_Consegna:_
Per favore, rispondi brevemente a queste domande sul testo della mostra riportato più sotto.
1. Qual è il titolo della mostra?
2. Quali tre cose genera il gioco?
3. Quale luogo viene indicato come quello in cui nascono queste opportunità?

_Testo proposto:_
◇ ◇ ◇ ◇ ◇
Severa e ludica, disciplinata e libera.

La mostra “Don’t play at school” incarna le contraddizioni di un percorso che attraversa le arti e le accademie, tra razionalità concettuale e tecniche d’illecita eleganza.

Un viaggio che ammonisce e seduce lo spettatore attraverso i paradossi del gioco e della didattica, rispettando i crismi dell’arte contemporanea.

Risorsa privilegiata di apprendimento e di relazioni, il gioco favorisce rapporti attivi e creativi e consente di trasformare la realtà secondo le proprie esigenze interiori, generando attitudini, valori e sensazioni.

Il luogo dove queste opportunità nascono è la scuola, un ambiente in cui coercizione e anacronismo portano a maturare rabbia e disimpegno verso mezzi e metodi che, al contrario, l’arte suggerisce e utilizza per offrire una vasta gamma di messaggi e di stimoli, utili alla strutturazione ludiforme dell’attività didattica nei diversi campi di esperienza.
◇ ◇ ◇ ◇ ◇
_Materiale fornito:_
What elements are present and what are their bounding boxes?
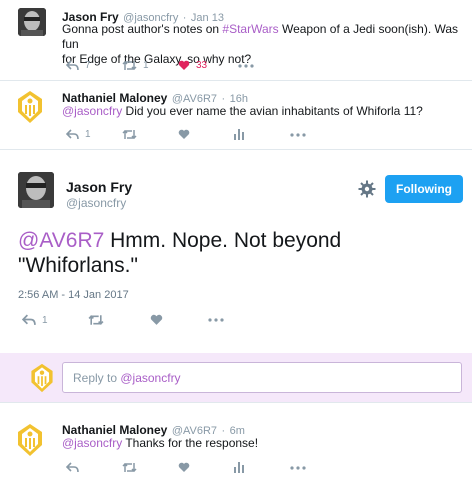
◇ ◇ ◇ ◇ ◇
_Risposta:_
1. “Don’t play at school”.
2. Attitudini, valori e sensazioni.
3. La scuola.